INSTRUCTION » The data below should be printed in full, exactly, and without any of its images.

[Saved data entries]
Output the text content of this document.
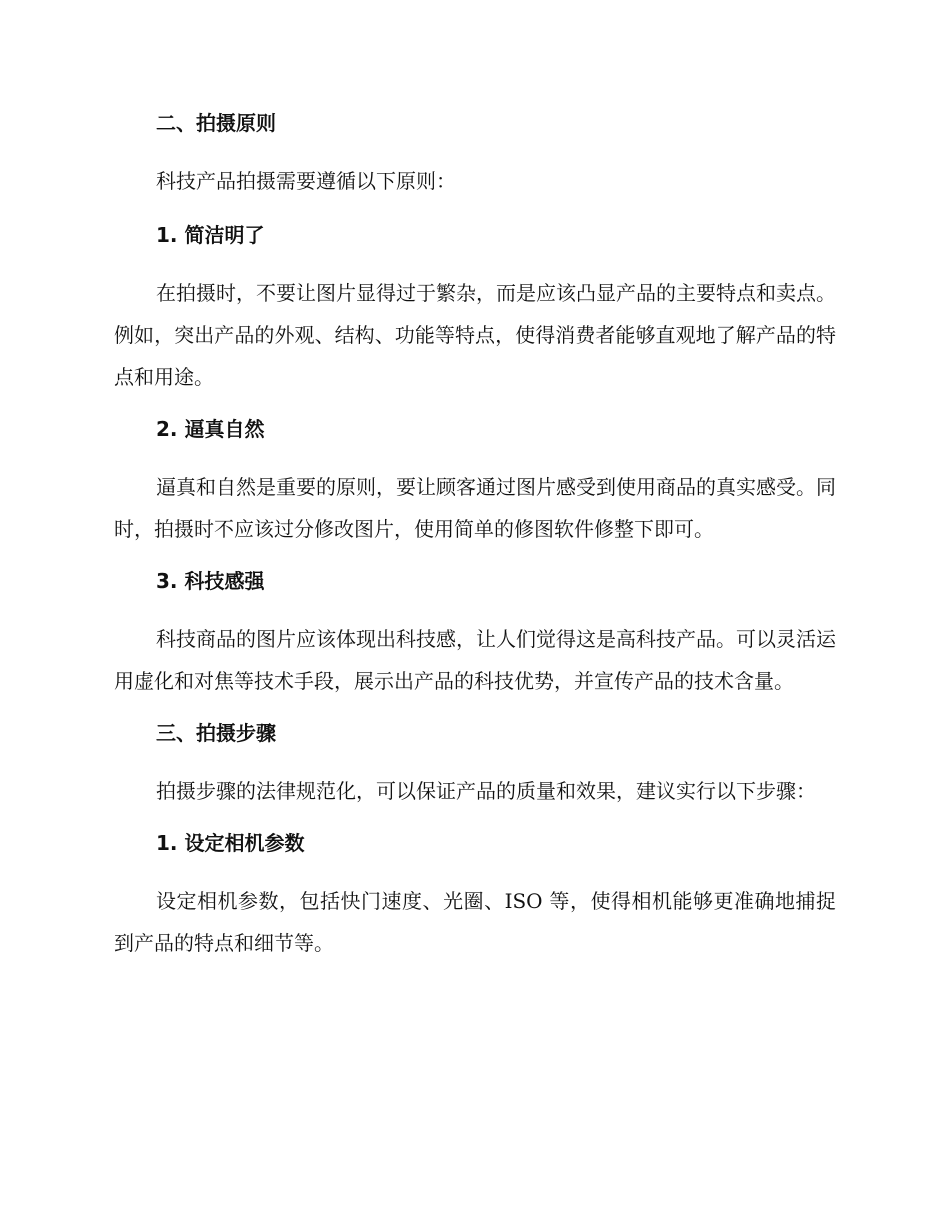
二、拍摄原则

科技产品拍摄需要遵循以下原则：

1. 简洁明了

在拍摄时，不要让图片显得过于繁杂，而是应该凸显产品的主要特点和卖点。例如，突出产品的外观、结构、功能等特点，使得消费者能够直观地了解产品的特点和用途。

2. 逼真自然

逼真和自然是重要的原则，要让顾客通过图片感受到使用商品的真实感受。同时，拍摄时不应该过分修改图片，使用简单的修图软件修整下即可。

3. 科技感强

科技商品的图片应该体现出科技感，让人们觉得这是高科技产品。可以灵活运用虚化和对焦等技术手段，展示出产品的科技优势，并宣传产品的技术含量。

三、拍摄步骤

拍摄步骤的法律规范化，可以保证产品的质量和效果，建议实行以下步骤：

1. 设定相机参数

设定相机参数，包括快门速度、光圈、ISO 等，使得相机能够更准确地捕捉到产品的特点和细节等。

RESULT OF THE TASK »
Output the text content of this document.
二、拍摄原则

科技产品拍摄需要遵循以下原则：

1. 简洁明了

在拍摄时，不要让图片显得过于繁杂，而是应该凸显产品的主要特点和卖点。例如，突出产品的外观、结构、功能等特点，使得消费者能够直观地了解产品的特点和用途。

2. 逼真自然

逼真和自然是重要的原则，要让顾客通过图片感受到使用商品的真实感受。同时，拍摄时不应该过分修改图片，使用简单的修图软件修整下即可。

3. 科技感强

科技商品的图片应该体现出科技感，让人们觉得这是高科技产品。可以灵活运用虚化和对焦等技术手段，展示出产品的科技优势，并宣传产品的技术含量。

三、拍摄步骤

拍摄步骤的法律规范化，可以保证产品的质量和效果，建议实行以下步骤：

1. 设定相机参数

设定相机参数，包括快门速度、光圈、ISO 等，使得相机能够更准确地捕捉到产品的特点和细节等。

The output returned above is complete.